**Data records:**
-- Begin --
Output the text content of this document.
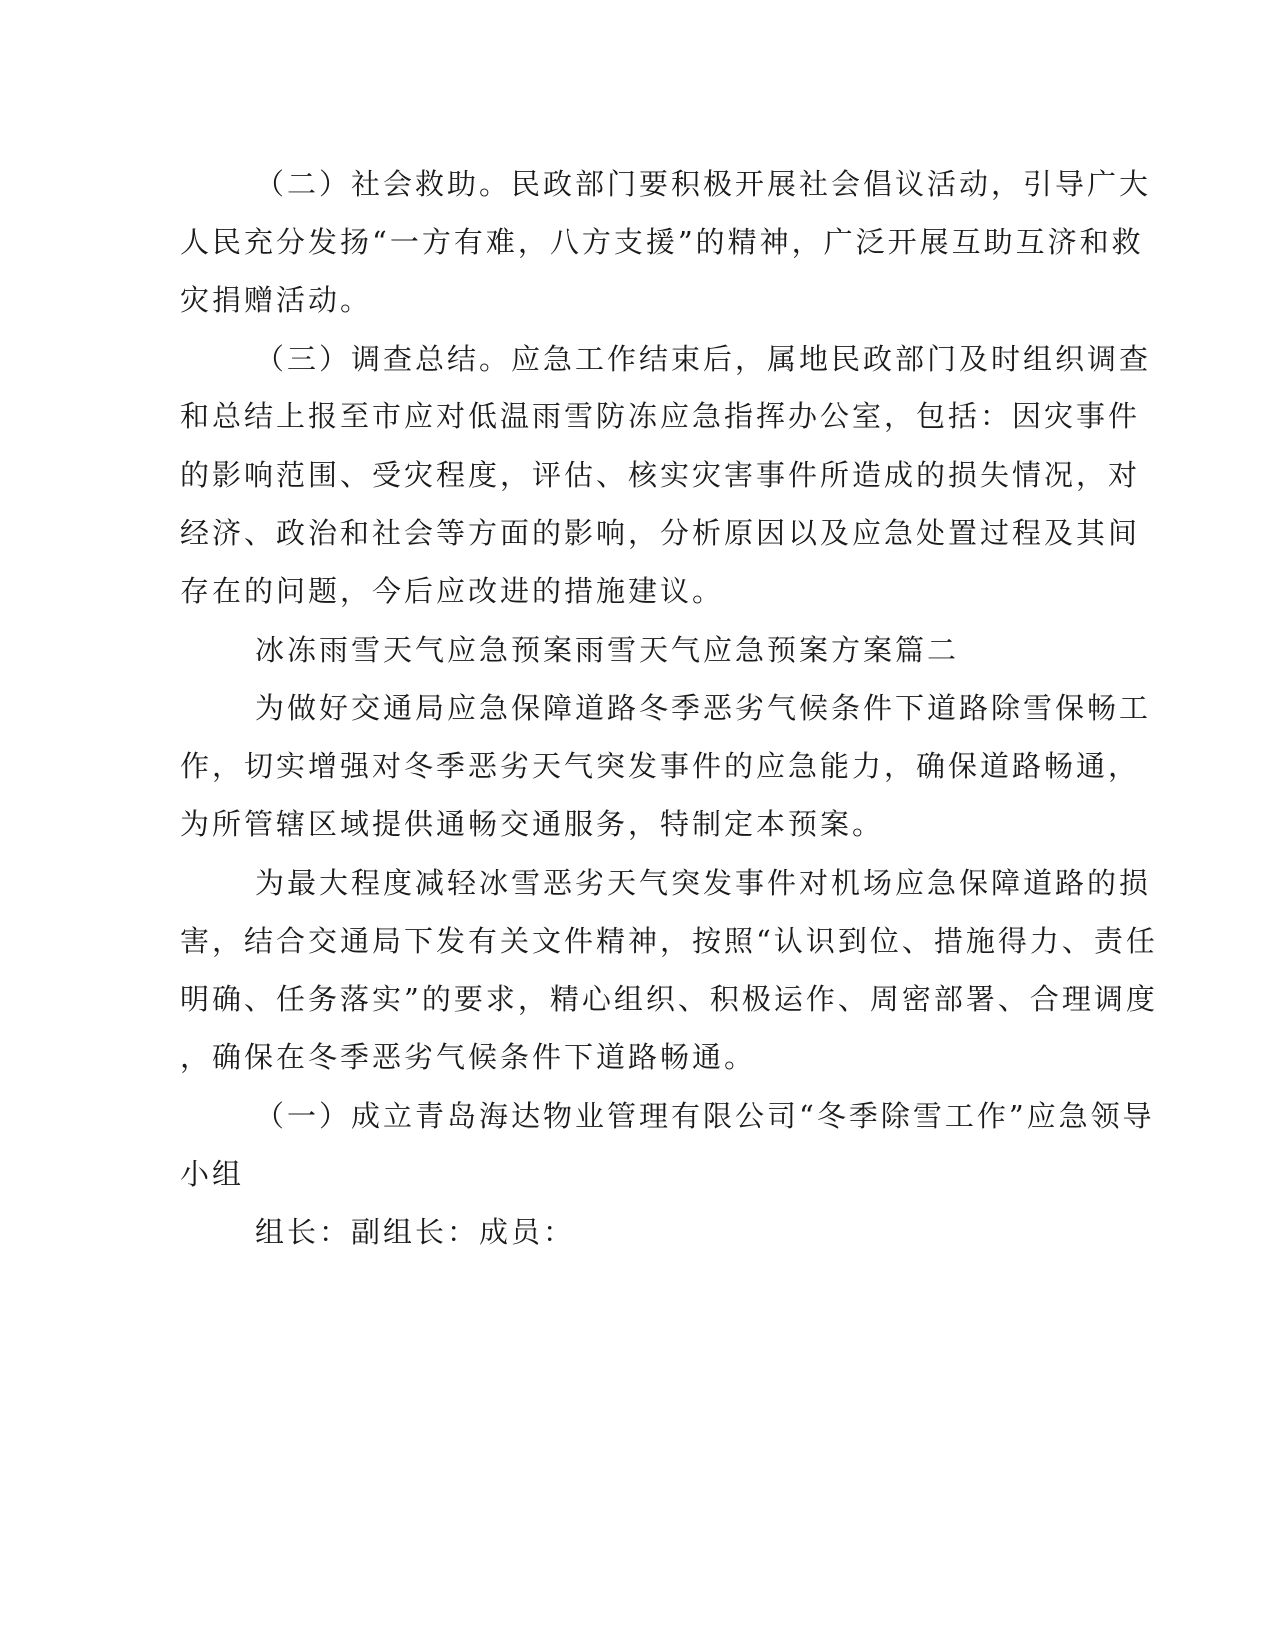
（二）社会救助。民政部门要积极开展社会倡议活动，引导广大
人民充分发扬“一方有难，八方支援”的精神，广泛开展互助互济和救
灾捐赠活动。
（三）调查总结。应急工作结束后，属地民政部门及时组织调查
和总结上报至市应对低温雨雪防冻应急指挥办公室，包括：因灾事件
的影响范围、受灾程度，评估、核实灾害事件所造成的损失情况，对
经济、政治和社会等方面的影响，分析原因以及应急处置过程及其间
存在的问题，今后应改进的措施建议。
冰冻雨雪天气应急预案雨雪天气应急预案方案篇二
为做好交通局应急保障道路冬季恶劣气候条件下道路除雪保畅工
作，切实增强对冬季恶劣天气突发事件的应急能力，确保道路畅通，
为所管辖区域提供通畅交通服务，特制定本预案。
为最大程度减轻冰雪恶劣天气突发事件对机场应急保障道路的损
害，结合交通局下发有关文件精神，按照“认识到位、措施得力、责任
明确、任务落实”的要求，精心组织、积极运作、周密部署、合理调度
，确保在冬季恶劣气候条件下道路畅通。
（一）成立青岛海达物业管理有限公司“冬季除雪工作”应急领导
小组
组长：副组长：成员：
-- End --
-- Begin --
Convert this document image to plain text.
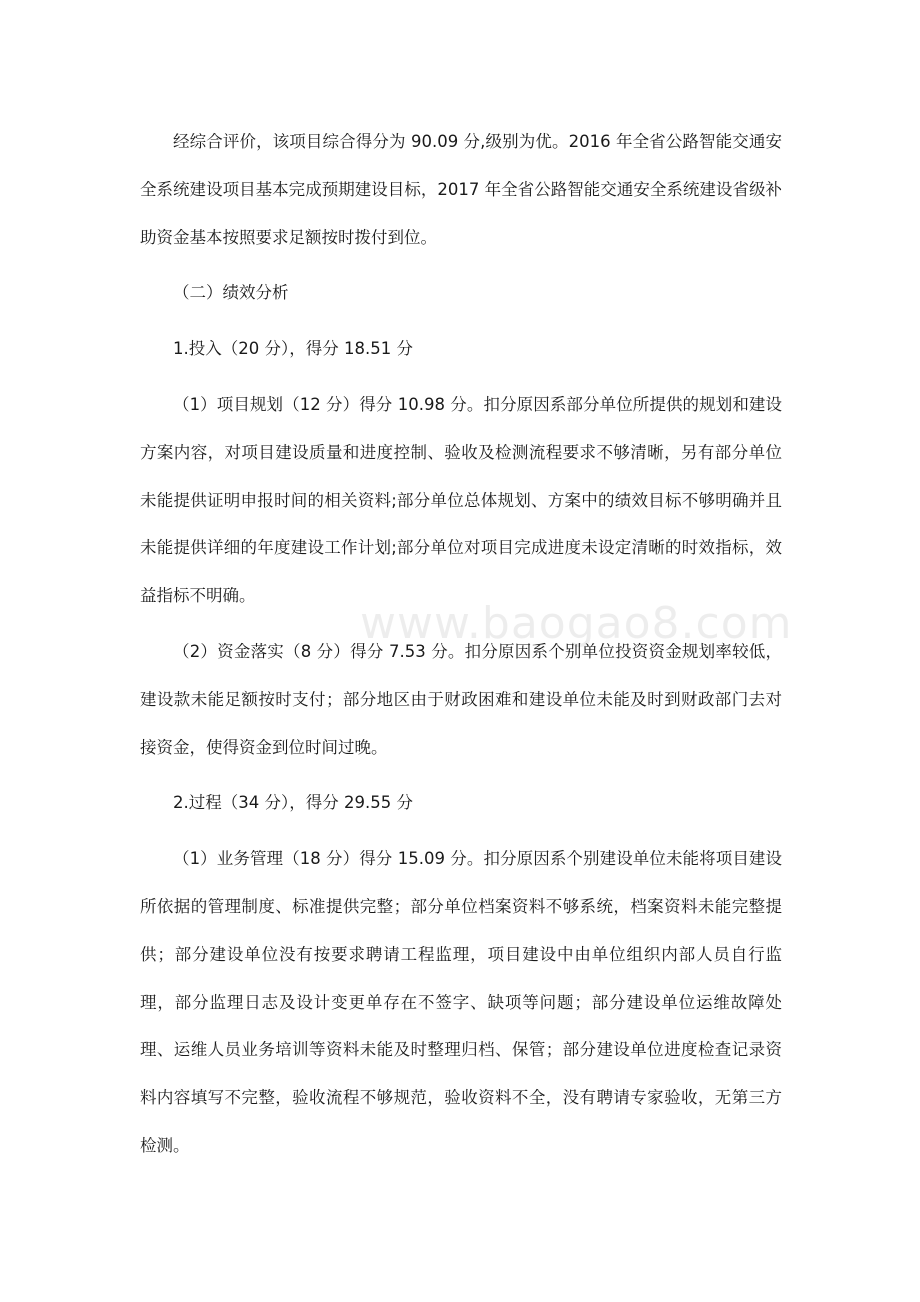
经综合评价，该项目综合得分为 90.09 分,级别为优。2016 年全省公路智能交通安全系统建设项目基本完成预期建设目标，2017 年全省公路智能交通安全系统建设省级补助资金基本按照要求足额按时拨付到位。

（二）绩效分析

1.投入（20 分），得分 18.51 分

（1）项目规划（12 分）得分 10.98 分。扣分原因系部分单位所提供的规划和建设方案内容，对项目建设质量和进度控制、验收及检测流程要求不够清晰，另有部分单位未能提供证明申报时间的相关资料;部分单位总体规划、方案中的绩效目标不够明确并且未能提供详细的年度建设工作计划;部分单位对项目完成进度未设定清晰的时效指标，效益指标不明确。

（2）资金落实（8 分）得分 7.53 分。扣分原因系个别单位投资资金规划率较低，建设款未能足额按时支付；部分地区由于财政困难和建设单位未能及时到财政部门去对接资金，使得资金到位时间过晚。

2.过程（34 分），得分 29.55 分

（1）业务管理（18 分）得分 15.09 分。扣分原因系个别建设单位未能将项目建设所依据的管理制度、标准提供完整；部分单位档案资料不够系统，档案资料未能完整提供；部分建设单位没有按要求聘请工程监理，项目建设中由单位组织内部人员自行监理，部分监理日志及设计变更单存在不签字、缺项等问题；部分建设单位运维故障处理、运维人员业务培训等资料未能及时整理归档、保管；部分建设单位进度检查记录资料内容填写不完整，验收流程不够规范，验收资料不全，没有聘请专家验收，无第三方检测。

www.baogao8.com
-- End --
-- Begin --
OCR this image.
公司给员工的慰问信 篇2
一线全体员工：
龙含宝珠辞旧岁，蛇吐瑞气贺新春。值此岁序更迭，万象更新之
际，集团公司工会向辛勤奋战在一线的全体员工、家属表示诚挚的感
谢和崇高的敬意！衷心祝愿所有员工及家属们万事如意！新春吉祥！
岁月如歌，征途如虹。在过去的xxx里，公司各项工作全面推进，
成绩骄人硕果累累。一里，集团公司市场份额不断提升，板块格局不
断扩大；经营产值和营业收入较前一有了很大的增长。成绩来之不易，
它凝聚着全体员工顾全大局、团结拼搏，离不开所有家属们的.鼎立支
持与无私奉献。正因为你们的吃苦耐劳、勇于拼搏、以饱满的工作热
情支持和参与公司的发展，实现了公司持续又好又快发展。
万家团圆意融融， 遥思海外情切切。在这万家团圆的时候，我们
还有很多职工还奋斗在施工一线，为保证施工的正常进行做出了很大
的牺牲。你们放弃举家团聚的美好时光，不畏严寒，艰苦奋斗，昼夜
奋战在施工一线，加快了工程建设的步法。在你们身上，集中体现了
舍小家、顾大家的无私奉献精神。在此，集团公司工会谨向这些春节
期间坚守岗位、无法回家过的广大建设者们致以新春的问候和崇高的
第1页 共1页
-- End --
**GIVEN INSTRUCTION:** Of all the lines in the listing above, how many contain the word "image"? Answer with the number alone.

**THE COMPLETED TASK:** 2